Leave out any picture and return the remaining listing below exactly as given.
## start Supplied records
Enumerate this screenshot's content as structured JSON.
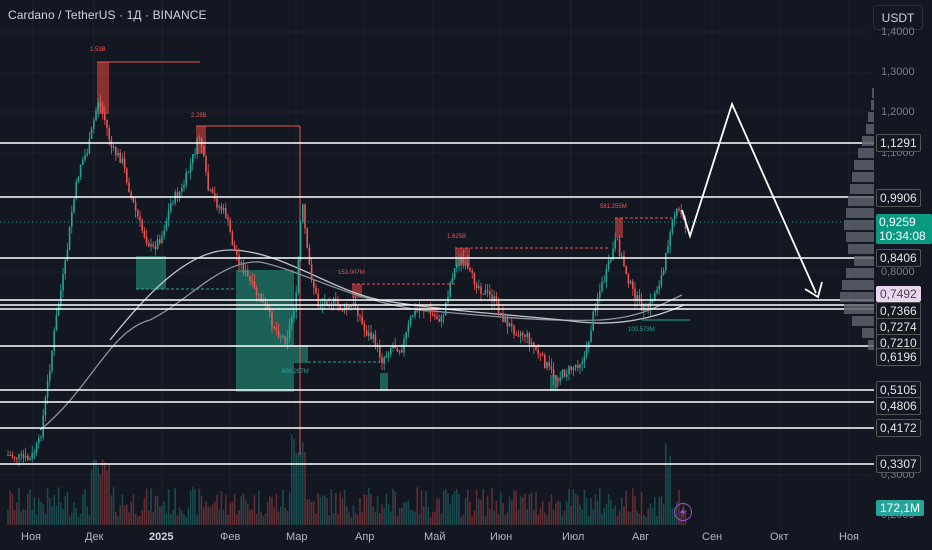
{
  "header": {
    "symbol_title": "Cardano / TetherUS · 1Д · BINANCE",
    "currency_button": "USDT"
  },
  "price_axis": {
    "ticks": [
      "1,4000",
      "1,3000",
      "1,2000",
      "1,1000",
      "0,8000",
      "0,3000",
      "0,2000"
    ],
    "levels": [
      "1,1291",
      "0,9906",
      "0,8406",
      "0,7366",
      "0,7274",
      "0,7210",
      "0,6196",
      "0,5105",
      "0,4806",
      "0,4172",
      "0,3307"
    ],
    "current_price": "0,9259",
    "countdown": "10:34:08",
    "marked_price": "0,7492",
    "volume": "172,1M"
  },
  "time_axis": [
    "Ноя",
    "Дек",
    "2025",
    "Фев",
    "Мар",
    "Апр",
    "Май",
    "Июн",
    "Июл",
    "Авг",
    "Сен",
    "Окт",
    "Ноя"
  ],
  "annotations": [
    "1.53B",
    "2.28B",
    "1.625B",
    "581.255M",
    "100.573M",
    "153.007M",
    "600.287M"
  ],
  "icons": {
    "lightning": "lightning-icon"
  },
  "colors": {
    "up": "#26a69a",
    "down": "#ef5350",
    "background": "#131722",
    "level_line": "#ffffff",
    "projection": "#ffffff"
  }
}
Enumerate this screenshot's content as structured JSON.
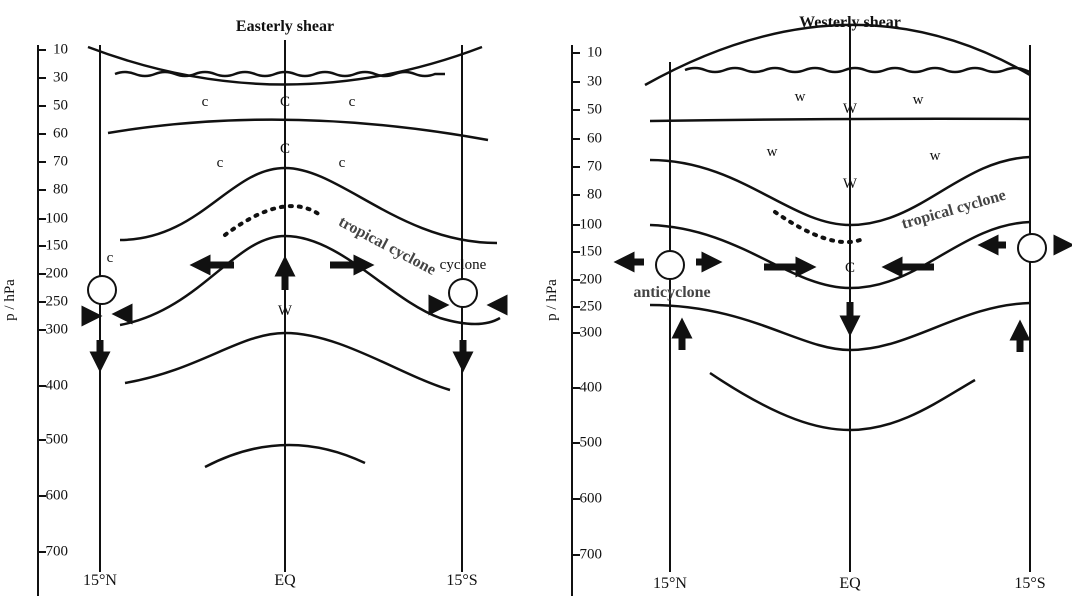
{
  "panels": [
    {
      "title": "Easterly shear",
      "axis_label": "p / hPa",
      "pressure_ticks": [
        "10",
        "30",
        "50",
        "60",
        "70",
        "80",
        "100",
        "150",
        "200",
        "250",
        "300",
        "400",
        "500",
        "600",
        "700"
      ],
      "x_labels": [
        "15°N",
        "EQ",
        "15°S"
      ],
      "annotations": [
        "c",
        "C",
        "c",
        "C",
        "c",
        "c",
        "tropical cyclone",
        "c",
        "cyclone",
        "W"
      ]
    },
    {
      "title": "Westerly shear",
      "axis_label": "p / hPa",
      "pressure_ticks": [
        "10",
        "30",
        "50",
        "60",
        "70",
        "80",
        "100",
        "150",
        "200",
        "250",
        "300",
        "400",
        "500",
        "600",
        "700"
      ],
      "x_labels": [
        "15°N",
        "EQ",
        "15°S"
      ],
      "annotations": [
        "w",
        "W",
        "w",
        "w",
        "w",
        "W",
        "tropical cyclone",
        "C",
        "anticyclone"
      ]
    }
  ]
}
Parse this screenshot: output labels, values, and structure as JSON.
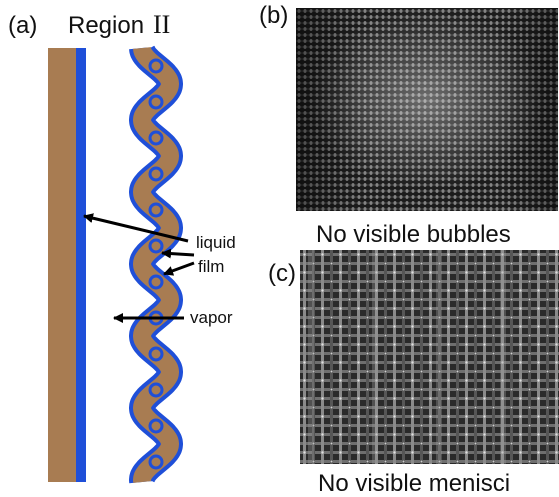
{
  "panel_a": {
    "label": "(a)",
    "title_word": "Region",
    "title_numeral": "II",
    "annotations": {
      "liquid": "liquid",
      "film": "film",
      "vapor": "vapor"
    },
    "colors": {
      "wall": "#a87c52",
      "film": "#1f4fd8"
    }
  },
  "panel_b": {
    "label": "(b)",
    "caption": "No visible bubbles"
  },
  "panel_c": {
    "label": "(c)",
    "caption": "No visible menisci"
  }
}
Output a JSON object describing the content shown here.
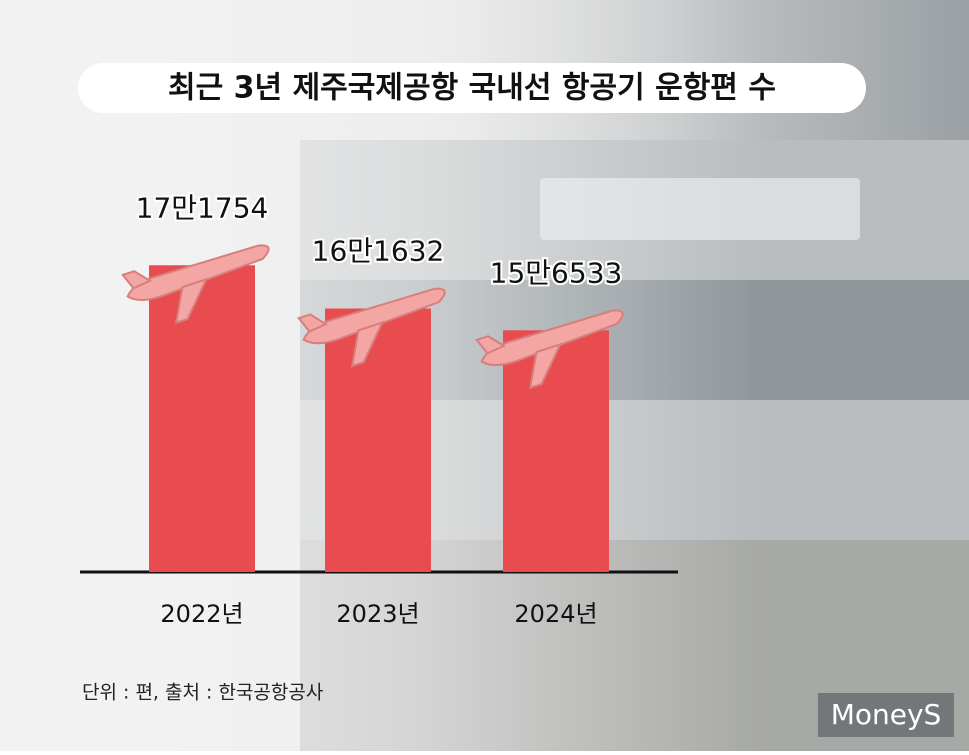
{
  "chart_data": {
    "type": "bar",
    "title": "최근 3년 제주국제공항 국내선 항공기 운항편 수",
    "categories": [
      "2022년",
      "2023년",
      "2024년"
    ],
    "values": [
      171754,
      161632,
      156533
    ],
    "value_labels": [
      "17만1754",
      "16만1632",
      "15만6533"
    ],
    "color": "#e84c4f",
    "ylim": [
      100000,
      180000
    ],
    "note": "단위 : 편, 출처 : 한국공항공사",
    "watermark": "MoneyS"
  }
}
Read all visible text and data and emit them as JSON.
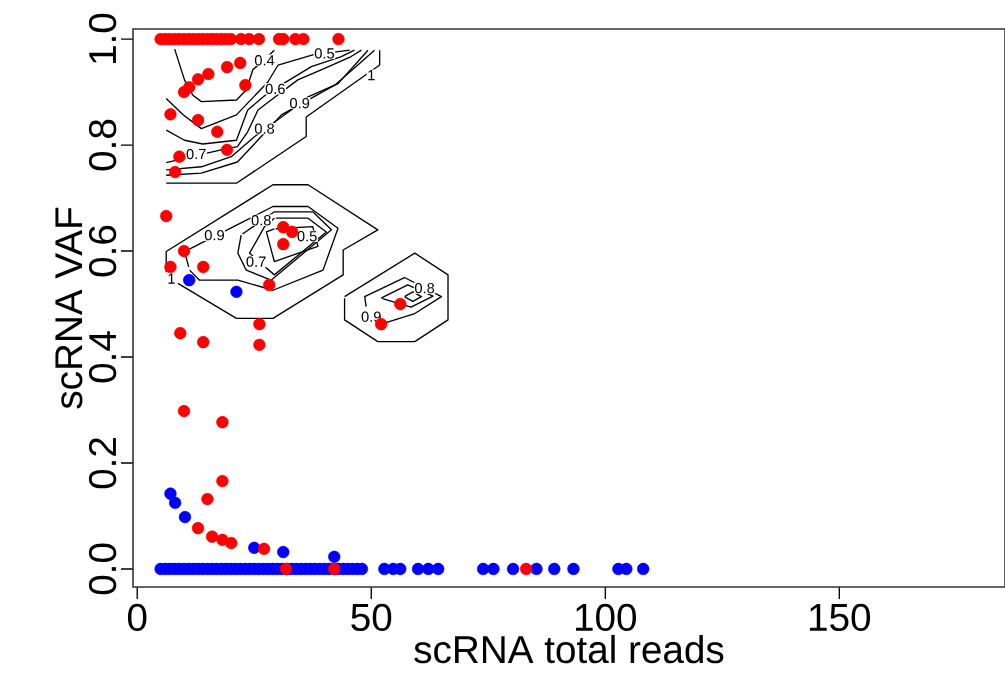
## end Supplied records
Task result:
Enumerate this screenshot's content as structured JSON.
{
  "header": {
    "symbol_title": "Cardano / TetherUS · 1Д · BINANCE",
    "currency_button": "USDT"
  },
  "price_axis": {
    "ticks": [
      "1,4000",
      "1,3000",
      "1,2000",
      "1,1000",
      "0,8000",
      "0,3000",
      "0,2000"
    ],
    "levels": [
      "1,1291",
      "0,9906",
      "0,8406",
      "0,7366",
      "0,7274",
      "0,7210",
      "0,6196",
      "0,5105",
      "0,4806",
      "0,4172",
      "0,3307"
    ],
    "current_price": "0,9259",
    "countdown": "10:34:08",
    "marked_price": "0,7492",
    "volume": "172,1M"
  },
  "time_axis": [
    "Ноя",
    "Дек",
    "2025",
    "Фев",
    "Мар",
    "Апр",
    "Май",
    "Июн",
    "Июл",
    "Авг",
    "Сен",
    "Окт",
    "Ноя"
  ],
  "annotations": [
    "1.53B",
    "2.28B",
    "1.625B",
    "581.255M",
    "100.573M",
    "153.007M",
    "600.287M"
  ],
  "icons": {
    "lightning": "lightning-icon"
  },
  "colors": {
    "up": "#26a69a",
    "down": "#ef5350",
    "background": "#131722",
    "level_line": "#ffffff",
    "projection": "#ffffff"
  }
}
Enumerate this screenshot's content as structured JSON.
{
  "panels": [
    {
      "title": "Easterly shear",
      "axis_label": "p / hPa",
      "pressure_ticks": [
        "10",
        "30",
        "50",
        "60",
        "70",
        "80",
        "100",
        "150",
        "200",
        "250",
        "300",
        "400",
        "500",
        "600",
        "700"
      ],
      "x_labels": [
        "15°N",
        "EQ",
        "15°S"
      ],
      "annotations": [
        "c",
        "C",
        "c",
        "C",
        "c",
        "c",
        "tropical cyclone",
        "c",
        "cyclone",
        "W"
      ]
    },
    {
      "title": "Westerly shear",
      "axis_label": "p / hPa",
      "pressure_ticks": [
        "10",
        "30",
        "50",
        "60",
        "70",
        "80",
        "100",
        "150",
        "200",
        "250",
        "300",
        "400",
        "500",
        "600",
        "700"
      ],
      "x_labels": [
        "15°N",
        "EQ",
        "15°S"
      ],
      "annotations": [
        "w",
        "W",
        "w",
        "w",
        "w",
        "W",
        "tropical cyclone",
        "C",
        "anticyclone"
      ]
    }
  ]
}
Parse this screenshot: output labels, values, and structure as JSON.
{
  "panel_a": {
    "label": "(a)",
    "title_word": "Region",
    "title_numeral": "II",
    "annotations": {
      "liquid": "liquid",
      "film": "film",
      "vapor": "vapor"
    },
    "colors": {
      "wall": "#a87c52",
      "film": "#1f4fd8"
    }
  },
  "panel_b": {
    "label": "(b)",
    "caption": "No visible bubbles"
  },
  "panel_c": {
    "label": "(c)",
    "caption": "No visible menisci"
  }
}
Output a JSON object describing the content shown here.
{
  "chart_data": {
    "type": "bar",
    "title": "최근 3년 제주국제공항 국내선 항공기 운항편 수",
    "categories": [
      "2022년",
      "2023년",
      "2024년"
    ],
    "values": [
      171754,
      161632,
      156533
    ],
    "value_labels": [
      "17만1754",
      "16만1632",
      "15만6533"
    ],
    "color": "#e84c4f",
    "ylim": [
      100000,
      180000
    ],
    "note": "단위 : 편, 출처 : 한국공항공사",
    "watermark": "MoneyS"
  }
}
Read all visible text and data and emit them as JSON.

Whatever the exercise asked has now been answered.